Gib sämtliche folgenden Einträge Zeile für Zeile unverändert zurück. Die Bilder lässt du dabei weg.

== DATENZEILEN ==

☆ ☆ ☆

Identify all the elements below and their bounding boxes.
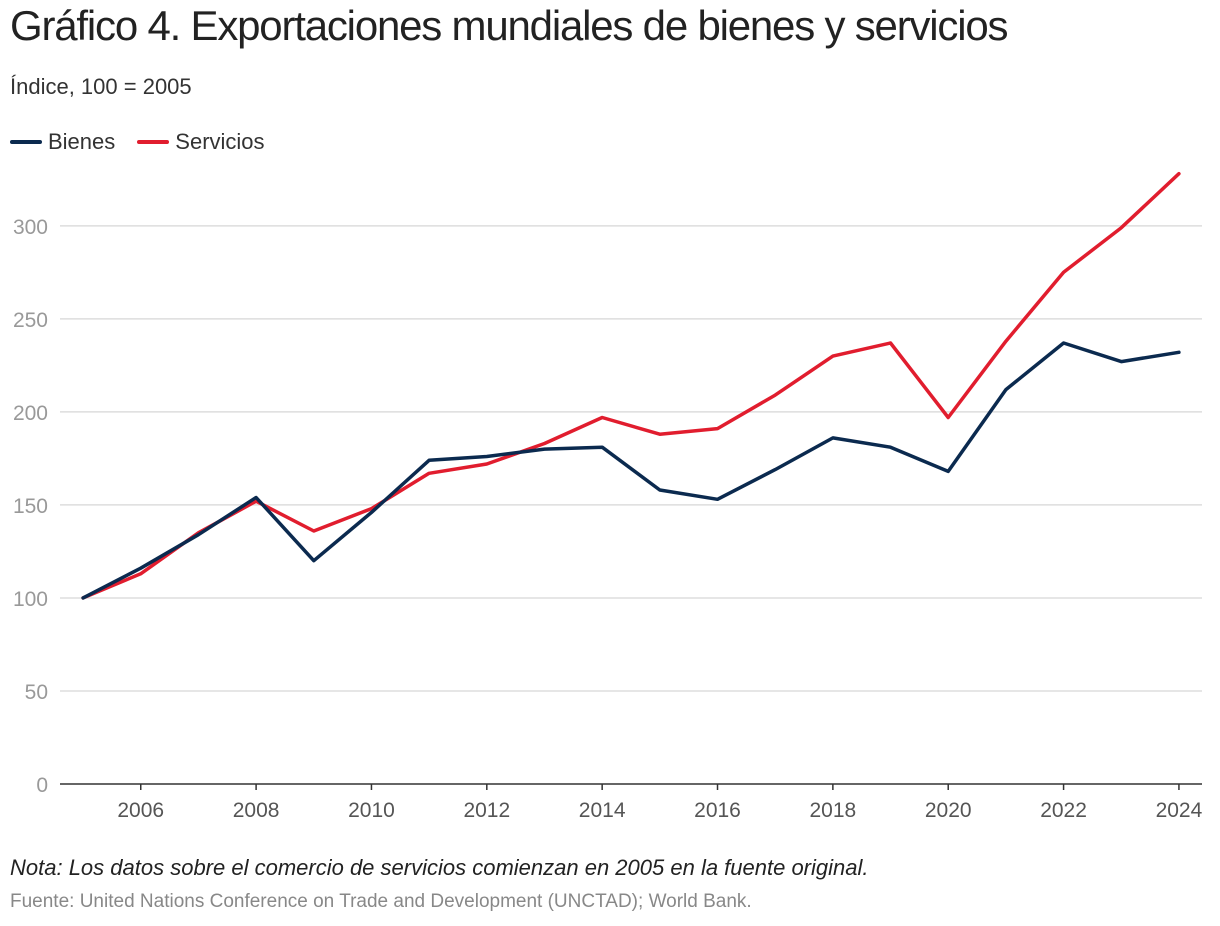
x-tick-label-2006: 2006: [117, 799, 164, 822]
chart-title: Gráfico 4. Exportaciones mundiales de bi…: [10, 2, 1009, 49]
x-tick-label-2020: 2020: [925, 799, 972, 822]
legend: Bienes Servicios: [10, 129, 287, 155]
y-tick-label-50: 50: [25, 681, 48, 704]
x-tick-label-2012: 2012: [463, 799, 510, 822]
legend-item-servicios[interactable]: Servicios: [137, 129, 265, 155]
x-tick-label-2014: 2014: [579, 799, 626, 822]
y-tick-label-100: 100: [13, 588, 48, 611]
y-tick-label-250: 250: [13, 309, 48, 332]
x-tick-label-2010: 2010: [348, 799, 395, 822]
chart-source: Fuente: United Nations Conference on Tra…: [10, 891, 752, 912]
series-lines: [81, 171, 1181, 600]
y-tick-label-0: 0: [36, 774, 48, 797]
y-tick-label-300: 300: [13, 216, 48, 239]
x-tick-label-2024: 2024: [1156, 799, 1203, 822]
x-axis: 2006 2008 2010 2012 2014 2016 2018 2020 2022 2024: [60, 783, 1203, 822]
y-tick-label-200: 200: [13, 402, 48, 425]
gridlines: 0 50 100 150 200 250 300: [13, 216, 1202, 797]
x-tick-label-2008: 2008: [233, 799, 280, 822]
chart-note: Nota: Los datos sobre el comercio de ser…: [10, 855, 869, 880]
series-line-servicios: [81, 171, 1181, 600]
x-tick-label-2022: 2022: [1040, 799, 1087, 822]
legend-swatch-bienes: [10, 140, 42, 144]
x-tick-label-2016: 2016: [694, 799, 741, 822]
chart-subtitle: Índice, 100 = 2005: [10, 74, 192, 99]
legend-item-bienes[interactable]: Bienes: [10, 129, 115, 155]
x-tick-label-2018: 2018: [810, 799, 857, 822]
legend-label-servicios: Servicios: [175, 129, 265, 154]
legend-swatch-servicios: [137, 140, 170, 144]
series-line-bienes: [81, 341, 1181, 600]
y-tick-label-150: 150: [13, 495, 48, 518]
legend-label-bienes: Bienes: [48, 129, 116, 154]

☆ ☆ ☆

== ANTWORT ==
Identify all the elements below and their bounding boxes.
x-tick-label-2006: 2006: [117, 799, 164, 822]
chart-title: Gráfico 4. Exportaciones mundiales de bi…: [10, 2, 1009, 49]
x-tick-label-2020: 2020: [925, 799, 972, 822]
legend: Bienes Servicios: [10, 129, 287, 155]
y-tick-label-50: 50: [25, 681, 48, 704]
x-tick-label-2012: 2012: [463, 799, 510, 822]
legend-item-servicios[interactable]: Servicios: [137, 129, 265, 155]
x-tick-label-2014: 2014: [579, 799, 626, 822]
y-tick-label-100: 100: [13, 588, 48, 611]
y-tick-label-250: 250: [13, 309, 48, 332]
x-tick-label-2010: 2010: [348, 799, 395, 822]
chart-source: Fuente: United Nations Conference on Tra…: [10, 891, 752, 912]
series-lines: [81, 171, 1181, 600]
y-tick-label-0: 0: [36, 774, 48, 797]
y-tick-label-300: 300: [13, 216, 48, 239]
x-tick-label-2024: 2024: [1156, 799, 1203, 822]
x-axis: 2006 2008 2010 2012 2014 2016 2018 2020 2022 2024: [60, 783, 1203, 822]
y-tick-label-200: 200: [13, 402, 48, 425]
gridlines: 0 50 100 150 200 250 300: [13, 216, 1202, 797]
x-tick-label-2008: 2008: [233, 799, 280, 822]
chart-note: Nota: Los datos sobre el comercio de ser…: [10, 855, 869, 880]
series-line-servicios: [81, 171, 1181, 600]
x-tick-label-2022: 2022: [1040, 799, 1087, 822]
legend-swatch-bienes: [10, 140, 42, 144]
x-tick-label-2016: 2016: [694, 799, 741, 822]
chart-subtitle: Índice, 100 = 2005: [10, 74, 192, 99]
legend-item-bienes[interactable]: Bienes: [10, 129, 115, 155]
x-tick-label-2018: 2018: [810, 799, 857, 822]
legend-label-servicios: Servicios: [175, 129, 265, 154]
legend-swatch-servicios: [137, 140, 170, 144]
series-line-bienes: [81, 341, 1181, 600]
y-tick-label-150: 150: [13, 495, 48, 518]
legend-label-bienes: Bienes: [48, 129, 116, 154]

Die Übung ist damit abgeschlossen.